■ TO DO ■
The line containing "Read out every word on this page." marks the start; extract exactly from it through the last line of the entries, and omit any pictures.
━━━ LISTING
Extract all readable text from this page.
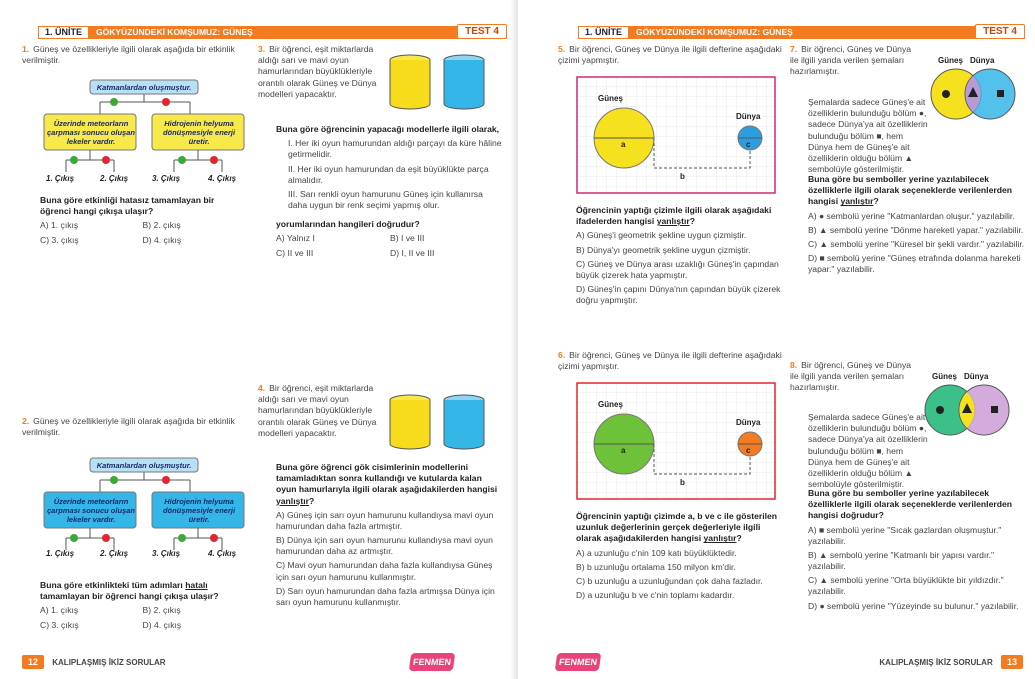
1. ÜNİTE	GÖKYÜZÜNDEKİ KOMŞUMUZ: GÜNEŞ	TEST 4
1. Güneş ve özellikleriyle ilgili olarak aşağıda bir etkinlik verilmiştir.
Katmanlardan oluşmuştur.
Üzerinde meteorların çarpması sonucu oluşan lekeler vardır.
Hidrojenin helyuma dönüşmesiyle enerji üretir.
1. Çıkış	2. Çıkış	3. Çıkış	4. Çıkış
Buna göre etkinliği hatasız tamamlayan bir öğrenci hangi çıkışa ulaşır?
A) 1. çıkış	B) 2. çıkış
C) 3. çıkış	D) 4. çıkış
2. Güneş ve özellikleriyle ilgili olarak aşağıda bir etkinlik verilmiştir.
Katmanlardan oluşmuştur.
Üzerinde meteorların çarpması sonucu oluşan lekeler vardır.
Hidrojenin helyuma dönüşmesiyle enerji üretir.
1. Çıkış	2. Çıkış	3. Çıkış	4. Çıkış
Buna göre etkinlikteki tüm adımları hatalı tamamlayan bir öğrenci hangi çıkışa ulaşır?
A) 1. çıkış	B) 2. çıkış
C) 3. çıkış	D) 4. çıkış
3. Bir öğrenci, eşit miktarlarda aldığı sarı ve mavi oyun hamurlarından büyüklükleriyle orantılı olarak Güneş ve Dünya modelleri yapacaktır.
Buna göre öğrencinin yapacağı modellerle ilgili olarak,
I. Her iki oyun hamurundan aldığı parçayı da küre hâline getirmelidir.
II. Her iki oyun hamurundan da eşit büyüklükte parça almalıdır.
III. Sarı renkli oyun hamurunu Güneş için kullanırsa daha uygun bir renk seçimi yapmış olur.
yorumlarından hangileri doğrudur?
A) Yalnız I	B) I ve III
C) II ve III	D) I, II ve III
4. Bir öğrenci, eşit miktarlarda aldığı sarı ve mavi oyun hamurlarından büyüklükleriyle orantılı olarak Güneş ve Dünya modelleri yapacaktır.
Buna göre öğrenci gök cisimlerinin modellerini tamamladıktan sonra kullandığı ve kutularda kalan oyun hamurlarıyla ilgili olarak aşağıdakilerden hangisi yanlıştır?
A) Güneş için sarı oyun hamurunu kullandıysa mavi oyun hamurundan daha fazla artmıştır.
B) Dünya için sarı oyun hamurunu kullandıysa mavi oyun hamurundan daha az artmıştır.
C) Mavi oyun hamurundan daha fazla kullandıysa Güneş için sarı oyun hamurunu kullanmıştır.
D) Sarı oyun hamurundan daha fazla artmışsa Dünya için sarı oyun hamurunu kullanmıştır.
12 KALIPLAŞMIŞ İKİZ SORULAR	FENMEN
1. ÜNİTE	GÖKYÜZÜNDEKİ KOMŞUMUZ: GÜNEŞ	TEST 4
5. Bir öğrenci, Güneş ve Dünya ile ilgili defterine aşağıdaki çizimi yapmıştır.
Güneş
Dünya
a
b
c
Öğrencinin yaptığı çizimle ilgili olarak aşağıdaki ifadelerden hangisi yanlıştır?
A) Güneş'i geometrik şekline uygun çizmiştir.
B) Dünya'yı geometrik şekline uygun çizmiştir.
C) Güneş ve Dünya arası uzaklığı Güneş'in çapından büyük çizerek hata yapmıştır.
D) Güneş'in çapını Dünya'nın çapından büyük çizerek doğru yapmıştır.
6. Bir öğrenci, Güneş ve Dünya ile ilgili defterine aşağıdaki çizimi yapmıştır.
Güneş
Dünya
a
b
c
Öğrencinin yaptığı çizimde a, b ve c ile gösterilen uzunluk değerlerinin gerçek değerleriyle ilgili olarak aşağıdakilerden hangisi yanlıştır?
A) a uzunluğu c'nin 109 katı büyüklüktedir.
B) b uzunluğu ortalama 150 milyon km'dir.
C) b uzunluğu a uzunluğundan çok daha fazladır.
D) a uzunluğu b ve c'nin toplamı kadardır.
7. Bir öğrenci, Güneş ve Dünya ile ilgili yanda verilen şemaları hazırlamıştır.
Güneş Dünya
Şemalarda sadece Güneş'e ait özelliklerin bulunduğu bölüm ●, sadece Dünya'ya ait özelliklerin bulunduğu bölüm ■, hem Dünya hem de Güneş'e ait özelliklerin olduğu bölüm ▲ sembolüyle gösterilmiştir.
Buna göre bu semboller yerine yazılabilecek özelliklerle ilgili olarak seçeneklerde verilenlerden hangisi yanlıştır?
A) ● sembolü yerine "Katmanlardan oluşur." yazılabilir.
B) ▲ sembolü yerine "Dönme hareketi yapar." yazılabilir.
C) ▲ sembolü yerine "Küresel bir şekli vardır." yazılabilir.
D) ■ sembolü yerine "Güneş etrafında dolanma hareketi yapar." yazılabilir.
8. Bir öğrenci, Güneş ve Dünya ile ilgili yanda verilen şemaları hazırlamıştır.
Güneş Dünya
Şemalarda sadece Güneş'e ait özelliklerin bulunduğu bölüm ●, sadece Dünya'ya ait özelliklerin bulunduğu bölüm ■, hem Dünya hem de Güneş'e ait özelliklerin olduğu bölüm ▲ sembolüyle gösterilmiştir.
Buna göre bu semboller yerine yazılabilecek özelliklerle ilgili olarak seçeneklerde verilenlerden hangisi doğrudur?
A) ■ sembolü yerine "Sıcak gazlardan oluşmuştur." yazılabilir.
B) ▲ sembolü yerine "Katmanlı bir yapısı vardır." yazılabilir.
C) ▲ sembolü yerine "Orta büyüklükte bir yıldızdır." yazılabilir.
D) ● sembolü yerine "Yüzeyinde su bulunur." yazılabilir.
FENMEN	KALIPLAŞMIŞ İKİZ SORULAR 13
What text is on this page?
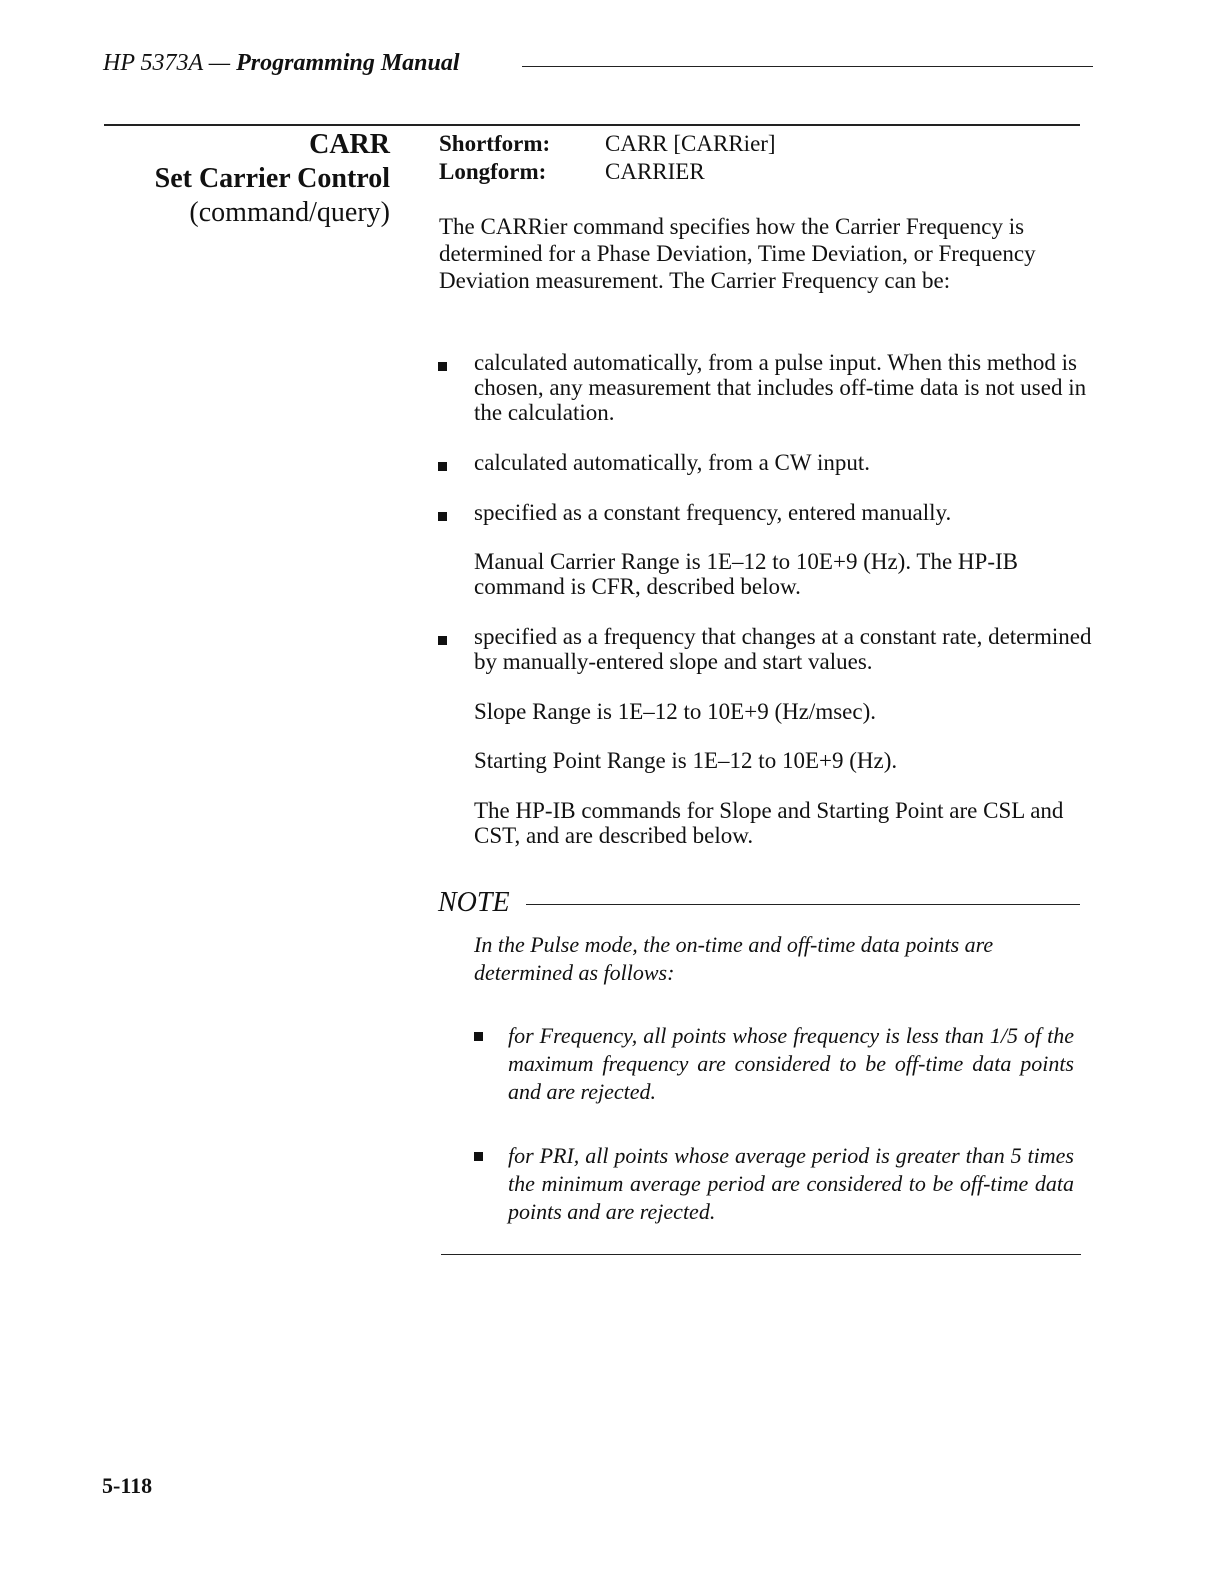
HP 5373A — Programming Manual
CARR
Set Carrier Control
(command/query)
Shortform:	CARR [CARRier]
Longform:	CARRIER
The CARRier command specifies how the Carrier Frequency is determined for a Phase Deviation, Time Deviation, or Frequency Deviation measurement. The Carrier Frequency can be:
calculated automatically, from a pulse input. When this method is chosen, any measurement that includes off-time data is not used in the calculation.
calculated automatically, from a CW input.
specified as a constant frequency, entered manually.
Manual Carrier Range is 1E–12 to 10E+9 (Hz). The HP-IB command is CFR, described below.
specified as a frequency that changes at a constant rate, determined by manually-entered slope and start values.
Slope Range is 1E–12 to 10E+9 (Hz/msec).
Starting Point Range is 1E–12 to 10E+9 (Hz).
The HP-IB commands for Slope and Starting Point are CSL and CST, and are described below.
NOTE
In the Pulse mode, the on-time and off-time data points are determined as follows:
for Frequency, all points whose frequency is less than 1/5 of the maximum frequency are considered to be off-time data points and are rejected.
for PRI, all points whose average period is greater than 5 times the minimum average period are considered to be off-time data points and are rejected.
5-118
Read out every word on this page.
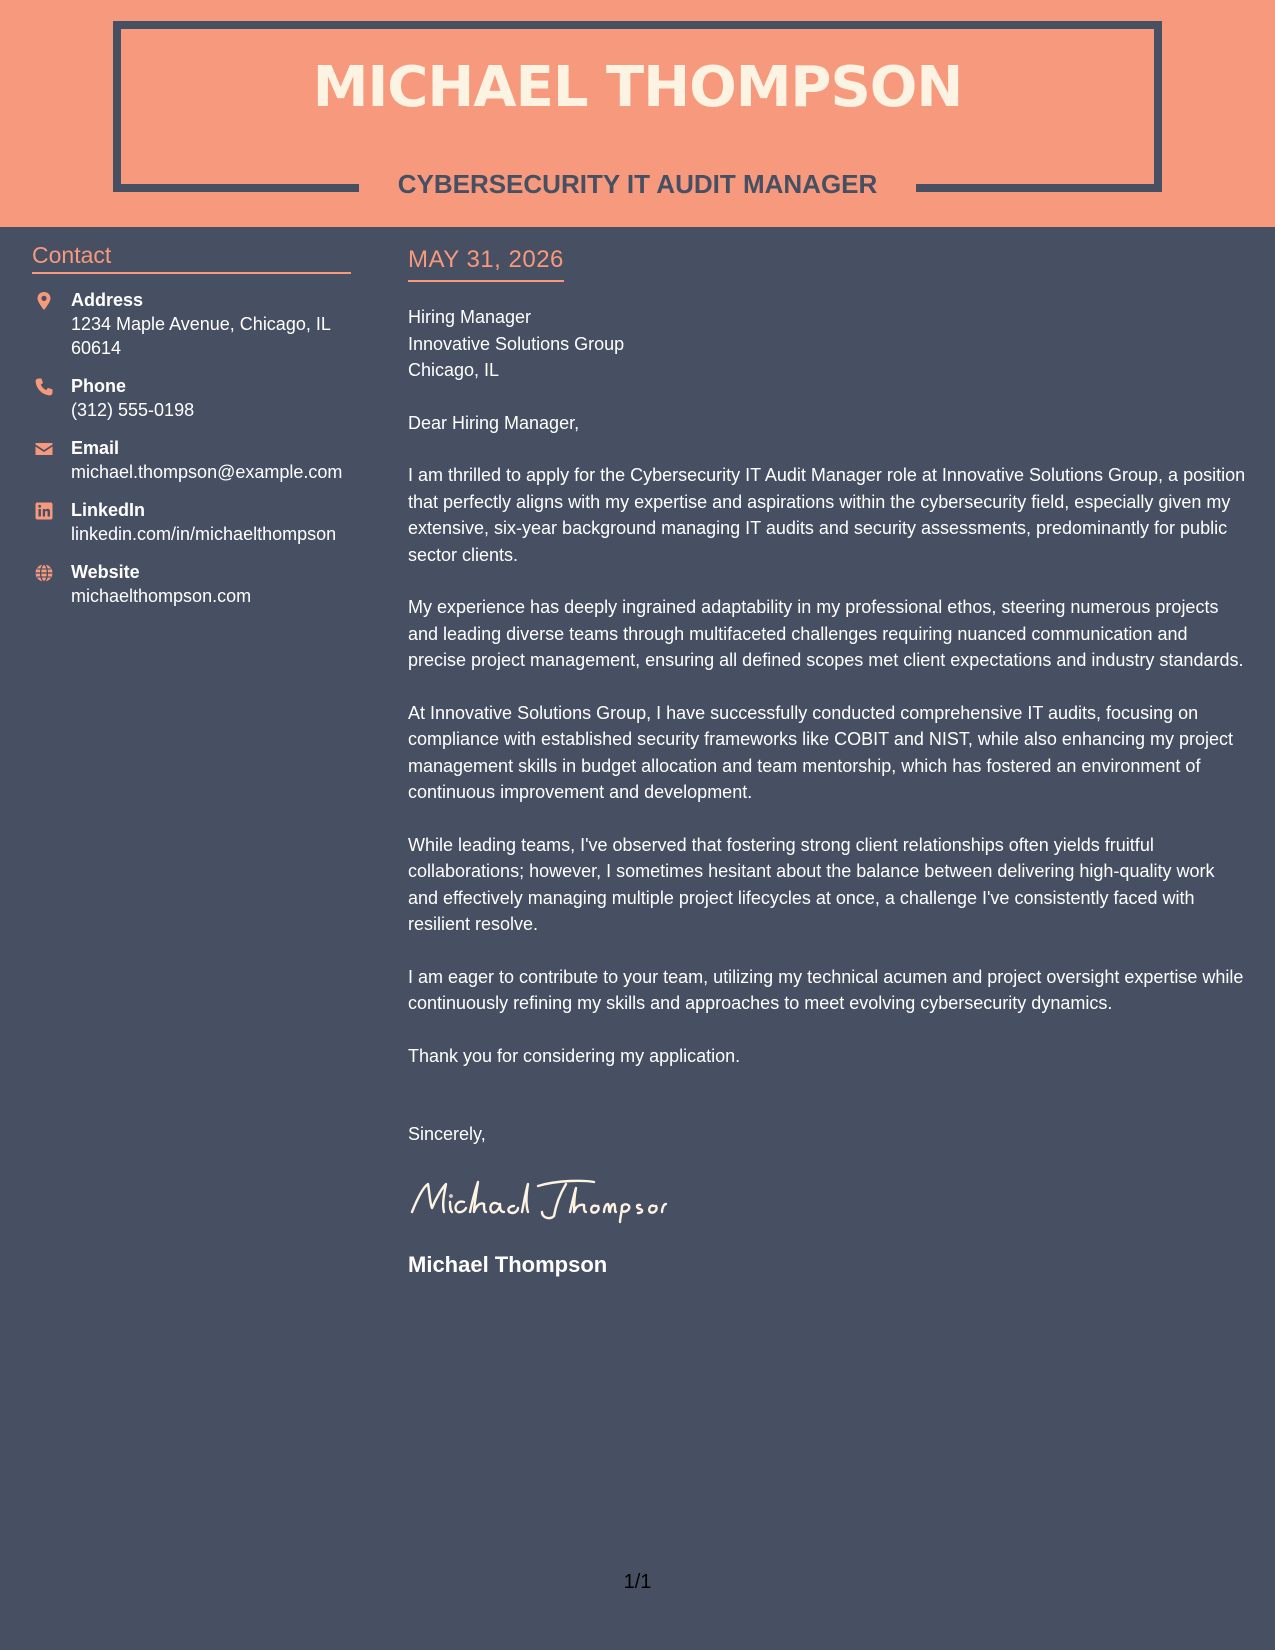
MICHAEL THOMPSON
CYBERSECURITY IT AUDIT MANAGER
Contact
Address
1234 Maple Avenue, Chicago, IL 60614
Phone
(312) 555-0198
Email
michael.thompson@example.com
LinkedIn
linkedin.com/in/michaelthompson
Website
michaelthompson.com
MAY 31, 2026
Hiring Manager
Innovative Solutions Group
Chicago, IL

Dear Hiring Manager,

I am thrilled to apply for the Cybersecurity IT Audit Manager role at Innovative Solutions Group, a position that perfectly aligns with my expertise and aspirations within the cybersecurity field, especially given my extensive, six-year background managing IT audits and security assessments, predominantly for public sector clients.

My experience has deeply ingrained adaptability in my professional ethos, steering numerous projects and leading diverse teams through multifaceted challenges requiring nuanced communication and precise project management, ensuring all defined scopes met client expectations and industry standards.

At Innovative Solutions Group, I have successfully conducted comprehensive IT audits, focusing on compliance with established security frameworks like COBIT and NIST, while also enhancing my project management skills in budget allocation and team mentorship, which has fostered an environment of continuous improvement and development.

While leading teams, I've observed that fostering strong client relationships often yields fruitful collaborations; however, I sometimes hesitant about the balance between delivering high-quality work and effectively managing multiple project lifecycles at once, a challenge I've consistently faced with resilient resolve.

I am eager to contribute to your team, utilizing my technical acumen and project oversight expertise while continuously refining my skills and approaches to meet evolving cybersecurity dynamics.

Thank you for considering my application.

Sincerely,
Michael Thompson
1/1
━━━━━━
■ TASK OUTPUT ■
Read out every word on this page.
MICHAEL THOMPSON
CYBERSECURITY IT AUDIT MANAGER
Contact
Address
1234 Maple Avenue, Chicago, IL 60614
Phone
(312) 555-0198
Email
michael.thompson@example.com
LinkedIn
linkedin.com/in/michaelthompson
Website
michaelthompson.com
MAY 31, 2026
Hiring Manager
Innovative Solutions Group
Chicago, IL

Dear Hiring Manager,

I am thrilled to apply for the Cybersecurity IT Audit Manager role at Innovative Solutions Group, a position that perfectly aligns with my expertise and aspirations within the cybersecurity field, especially given my extensive, six-year background managing IT audits and security assessments, predominantly for public sector clients.

My experience has deeply ingrained adaptability in my professional ethos, steering numerous projects and leading diverse teams through multifaceted challenges requiring nuanced communication and precise project management, ensuring all defined scopes met client expectations and industry standards.

At Innovative Solutions Group, I have successfully conducted comprehensive IT audits, focusing on compliance with established security frameworks like COBIT and NIST, while also enhancing my project management skills in budget allocation and team mentorship, which has fostered an environment of continuous improvement and development.

While leading teams, I've observed that fostering strong client relationships often yields fruitful collaborations; however, I sometimes hesitant about the balance between delivering high-quality work and effectively managing multiple project lifecycles at once, a challenge I've consistently faced with resilient resolve.

I am eager to contribute to your team, utilizing my technical acumen and project oversight expertise while continuously refining my skills and approaches to meet evolving cybersecurity dynamics.

Thank you for considering my application.

Sincerely,
Michael Thompson
1/1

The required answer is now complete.